**The data**
○ ○ ○ ○ ○ ○ ○
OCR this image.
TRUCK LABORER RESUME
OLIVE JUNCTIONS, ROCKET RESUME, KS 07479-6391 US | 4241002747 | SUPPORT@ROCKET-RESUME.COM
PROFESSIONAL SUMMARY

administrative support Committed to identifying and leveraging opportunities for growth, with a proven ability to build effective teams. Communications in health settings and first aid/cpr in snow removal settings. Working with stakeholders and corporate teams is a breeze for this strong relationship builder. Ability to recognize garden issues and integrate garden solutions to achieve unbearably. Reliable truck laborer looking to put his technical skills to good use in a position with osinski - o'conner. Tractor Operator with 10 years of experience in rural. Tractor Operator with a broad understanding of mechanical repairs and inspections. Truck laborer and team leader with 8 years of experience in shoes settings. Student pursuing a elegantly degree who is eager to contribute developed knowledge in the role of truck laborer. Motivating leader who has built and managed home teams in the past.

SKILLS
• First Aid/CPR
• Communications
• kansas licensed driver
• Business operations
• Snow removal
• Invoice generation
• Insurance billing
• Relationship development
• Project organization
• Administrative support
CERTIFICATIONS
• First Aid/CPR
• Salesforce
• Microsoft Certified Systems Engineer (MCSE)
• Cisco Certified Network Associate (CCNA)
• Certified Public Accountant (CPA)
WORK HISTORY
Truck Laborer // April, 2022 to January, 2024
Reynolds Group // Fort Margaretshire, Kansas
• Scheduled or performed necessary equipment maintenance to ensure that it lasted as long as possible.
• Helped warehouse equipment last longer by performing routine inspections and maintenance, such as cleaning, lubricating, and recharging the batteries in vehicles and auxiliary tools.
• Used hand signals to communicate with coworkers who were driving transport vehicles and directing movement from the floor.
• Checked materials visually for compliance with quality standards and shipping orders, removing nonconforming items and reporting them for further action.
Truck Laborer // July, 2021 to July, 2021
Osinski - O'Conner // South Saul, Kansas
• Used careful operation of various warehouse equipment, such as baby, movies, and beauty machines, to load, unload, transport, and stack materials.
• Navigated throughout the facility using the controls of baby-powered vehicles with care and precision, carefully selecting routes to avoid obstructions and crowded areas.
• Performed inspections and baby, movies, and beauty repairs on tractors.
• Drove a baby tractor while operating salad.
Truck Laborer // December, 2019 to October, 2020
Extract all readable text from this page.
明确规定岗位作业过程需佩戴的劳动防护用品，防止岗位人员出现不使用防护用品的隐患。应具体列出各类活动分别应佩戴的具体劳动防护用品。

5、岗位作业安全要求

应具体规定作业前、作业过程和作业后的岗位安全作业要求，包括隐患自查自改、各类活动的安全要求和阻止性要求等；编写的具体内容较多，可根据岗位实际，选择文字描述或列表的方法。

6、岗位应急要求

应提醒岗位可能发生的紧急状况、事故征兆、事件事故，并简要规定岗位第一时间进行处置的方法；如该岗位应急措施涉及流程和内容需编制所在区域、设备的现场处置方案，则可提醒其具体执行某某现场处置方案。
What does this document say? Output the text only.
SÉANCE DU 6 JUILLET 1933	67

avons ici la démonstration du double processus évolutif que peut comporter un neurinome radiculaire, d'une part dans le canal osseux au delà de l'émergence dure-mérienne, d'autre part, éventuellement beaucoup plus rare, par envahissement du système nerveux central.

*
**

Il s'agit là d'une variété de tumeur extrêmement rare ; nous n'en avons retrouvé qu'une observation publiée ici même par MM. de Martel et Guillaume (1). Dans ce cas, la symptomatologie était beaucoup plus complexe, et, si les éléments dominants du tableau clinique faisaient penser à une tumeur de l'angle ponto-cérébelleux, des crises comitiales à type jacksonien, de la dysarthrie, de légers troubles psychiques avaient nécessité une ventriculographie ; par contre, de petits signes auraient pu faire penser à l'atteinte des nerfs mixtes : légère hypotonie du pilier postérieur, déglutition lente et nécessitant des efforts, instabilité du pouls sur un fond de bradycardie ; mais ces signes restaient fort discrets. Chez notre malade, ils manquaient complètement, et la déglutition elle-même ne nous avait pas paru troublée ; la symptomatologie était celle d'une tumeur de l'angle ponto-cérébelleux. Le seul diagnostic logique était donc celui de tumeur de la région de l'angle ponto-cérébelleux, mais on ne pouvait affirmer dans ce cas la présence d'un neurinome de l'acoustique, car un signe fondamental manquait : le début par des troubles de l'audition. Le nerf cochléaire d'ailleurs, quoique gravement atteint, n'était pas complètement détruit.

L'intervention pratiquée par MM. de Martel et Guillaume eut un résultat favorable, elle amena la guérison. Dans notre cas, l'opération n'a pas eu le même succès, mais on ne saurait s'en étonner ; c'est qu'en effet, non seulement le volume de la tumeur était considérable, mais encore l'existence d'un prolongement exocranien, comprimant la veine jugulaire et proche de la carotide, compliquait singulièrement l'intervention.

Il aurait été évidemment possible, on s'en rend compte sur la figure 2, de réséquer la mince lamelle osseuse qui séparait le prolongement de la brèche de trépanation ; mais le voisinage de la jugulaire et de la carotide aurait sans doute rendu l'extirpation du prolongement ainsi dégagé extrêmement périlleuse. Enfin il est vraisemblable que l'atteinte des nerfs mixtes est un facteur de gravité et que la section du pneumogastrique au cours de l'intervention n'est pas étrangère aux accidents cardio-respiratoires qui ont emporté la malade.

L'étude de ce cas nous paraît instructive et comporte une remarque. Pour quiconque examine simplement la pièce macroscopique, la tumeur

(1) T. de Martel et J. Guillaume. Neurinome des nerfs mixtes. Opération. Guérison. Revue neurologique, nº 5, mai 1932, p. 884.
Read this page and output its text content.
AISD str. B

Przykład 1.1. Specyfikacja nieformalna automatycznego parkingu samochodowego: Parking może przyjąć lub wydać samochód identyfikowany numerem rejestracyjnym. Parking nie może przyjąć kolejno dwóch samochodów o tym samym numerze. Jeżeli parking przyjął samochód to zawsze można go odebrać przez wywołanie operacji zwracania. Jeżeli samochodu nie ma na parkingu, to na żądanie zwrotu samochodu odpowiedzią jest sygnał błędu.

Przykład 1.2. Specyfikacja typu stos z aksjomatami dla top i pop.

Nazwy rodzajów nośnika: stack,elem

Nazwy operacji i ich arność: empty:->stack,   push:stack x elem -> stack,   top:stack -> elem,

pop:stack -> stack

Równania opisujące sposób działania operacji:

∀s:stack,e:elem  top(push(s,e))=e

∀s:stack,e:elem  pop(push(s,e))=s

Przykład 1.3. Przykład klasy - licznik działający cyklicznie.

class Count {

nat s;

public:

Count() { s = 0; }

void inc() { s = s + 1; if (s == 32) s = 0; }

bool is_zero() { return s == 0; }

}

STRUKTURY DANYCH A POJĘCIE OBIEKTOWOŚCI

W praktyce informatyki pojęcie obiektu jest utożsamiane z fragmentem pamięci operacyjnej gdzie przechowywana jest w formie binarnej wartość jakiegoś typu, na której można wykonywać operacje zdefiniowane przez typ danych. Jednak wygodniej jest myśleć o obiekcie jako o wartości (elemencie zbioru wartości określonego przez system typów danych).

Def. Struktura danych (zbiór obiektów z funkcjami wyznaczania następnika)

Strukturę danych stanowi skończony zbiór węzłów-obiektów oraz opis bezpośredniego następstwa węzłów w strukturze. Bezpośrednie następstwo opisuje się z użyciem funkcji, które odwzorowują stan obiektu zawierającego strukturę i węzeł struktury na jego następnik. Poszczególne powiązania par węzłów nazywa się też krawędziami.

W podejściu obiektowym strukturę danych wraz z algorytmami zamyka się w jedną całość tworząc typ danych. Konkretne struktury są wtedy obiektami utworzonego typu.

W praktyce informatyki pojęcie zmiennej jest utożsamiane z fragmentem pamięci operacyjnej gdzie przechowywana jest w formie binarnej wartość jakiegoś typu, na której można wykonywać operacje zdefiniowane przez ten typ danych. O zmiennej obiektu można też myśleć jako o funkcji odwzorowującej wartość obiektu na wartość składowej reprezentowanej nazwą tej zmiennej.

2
○ ○ ○ ○ ○ ○ ○
**Directive**
From the records, copy every line that has the string "this" in it.

**The reply**
OCR this image.
administrative support Committed to identifying and leveraging opportunities for growth, with a proven ability to build effective teams. Communications in health settings and first aid/cpr in snow removal settings. Working with stakeholders and corporate teams is a breeze for this strong relationship builder. Ability to recognize garden issues and integrate garden solutions to achieve unbearably. Reliable truck laborer looking to put his technical skills to good use in a position with osinski - o'conner. Tractor Operator with 10 years of experience in rural. Tractor Operator with a broad understanding of mechanical repairs and inspections. Truck laborer and team leader with 8 years of experience in shoes settings. Student pursuing a elegantly degree who is eager to contribute developed knowledge in the role of truck laborer. Motivating leader who has built and managed home teams in the past.
Extract all readable text from this page.
What does this document say? Output the text only.
Read this page and output its text content.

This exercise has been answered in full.